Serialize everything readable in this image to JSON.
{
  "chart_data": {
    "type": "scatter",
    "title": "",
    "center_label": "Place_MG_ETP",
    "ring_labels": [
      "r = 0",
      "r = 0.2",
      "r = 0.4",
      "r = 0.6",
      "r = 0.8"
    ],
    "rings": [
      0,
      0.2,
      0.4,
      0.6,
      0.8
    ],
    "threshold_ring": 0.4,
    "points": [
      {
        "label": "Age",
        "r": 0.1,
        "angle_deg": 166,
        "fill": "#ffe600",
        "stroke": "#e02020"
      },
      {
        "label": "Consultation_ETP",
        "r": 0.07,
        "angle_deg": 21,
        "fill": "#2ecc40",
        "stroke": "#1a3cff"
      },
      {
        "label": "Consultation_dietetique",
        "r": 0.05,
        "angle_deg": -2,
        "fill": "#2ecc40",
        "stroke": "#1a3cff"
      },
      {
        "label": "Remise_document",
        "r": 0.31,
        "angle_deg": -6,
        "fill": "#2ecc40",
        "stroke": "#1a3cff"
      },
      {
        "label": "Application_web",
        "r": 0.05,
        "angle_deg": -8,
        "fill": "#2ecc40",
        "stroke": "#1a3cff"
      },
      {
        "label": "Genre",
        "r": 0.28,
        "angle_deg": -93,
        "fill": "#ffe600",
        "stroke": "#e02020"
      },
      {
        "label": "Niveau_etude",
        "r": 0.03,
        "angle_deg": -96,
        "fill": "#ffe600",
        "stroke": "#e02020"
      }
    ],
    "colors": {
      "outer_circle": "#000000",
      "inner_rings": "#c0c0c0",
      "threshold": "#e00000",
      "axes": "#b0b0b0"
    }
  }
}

=======

» Task requirements: Type out the entries again, word for word.

» Answer to this task:
Serialize everything readable in this image to JSON.
{
  "chart_data": {
    "type": "scatter",
    "title": "",
    "center_label": "Place_MG_ETP",
    "ring_labels": [
      "r = 0",
      "r = 0.2",
      "r = 0.4",
      "r = 0.6",
      "r = 0.8"
    ],
    "rings": [
      0,
      0.2,
      0.4,
      0.6,
      0.8
    ],
    "threshold_ring": 0.4,
    "points": [
      {
        "label": "Age",
        "r": 0.1,
        "angle_deg": 166,
        "fill": "#ffe600",
        "stroke": "#e02020"
      },
      {
        "label": "Consultation_ETP",
        "r": 0.07,
        "angle_deg": 21,
        "fill": "#2ecc40",
        "stroke": "#1a3cff"
      },
      {
        "label": "Consultation_dietetique",
        "r": 0.05,
        "angle_deg": -2,
        "fill": "#2ecc40",
        "stroke": "#1a3cff"
      },
      {
        "label": "Remise_document",
        "r": 0.31,
        "angle_deg": -6,
        "fill": "#2ecc40",
        "stroke": "#1a3cff"
      },
      {
        "label": "Application_web",
        "r": 0.05,
        "angle_deg": -8,
        "fill": "#2ecc40",
        "stroke": "#1a3cff"
      },
      {
        "label": "Genre",
        "r": 0.28,
        "angle_deg": -93,
        "fill": "#ffe600",
        "stroke": "#e02020"
      },
      {
        "label": "Niveau_etude",
        "r": 0.03,
        "angle_deg": -96,
        "fill": "#ffe600",
        "stroke": "#e02020"
      }
    ],
    "colors": {
      "outer_circle": "#000000",
      "inner_rings": "#c0c0c0",
      "threshold": "#e00000",
      "axes": "#b0b0b0"
    }
  }
}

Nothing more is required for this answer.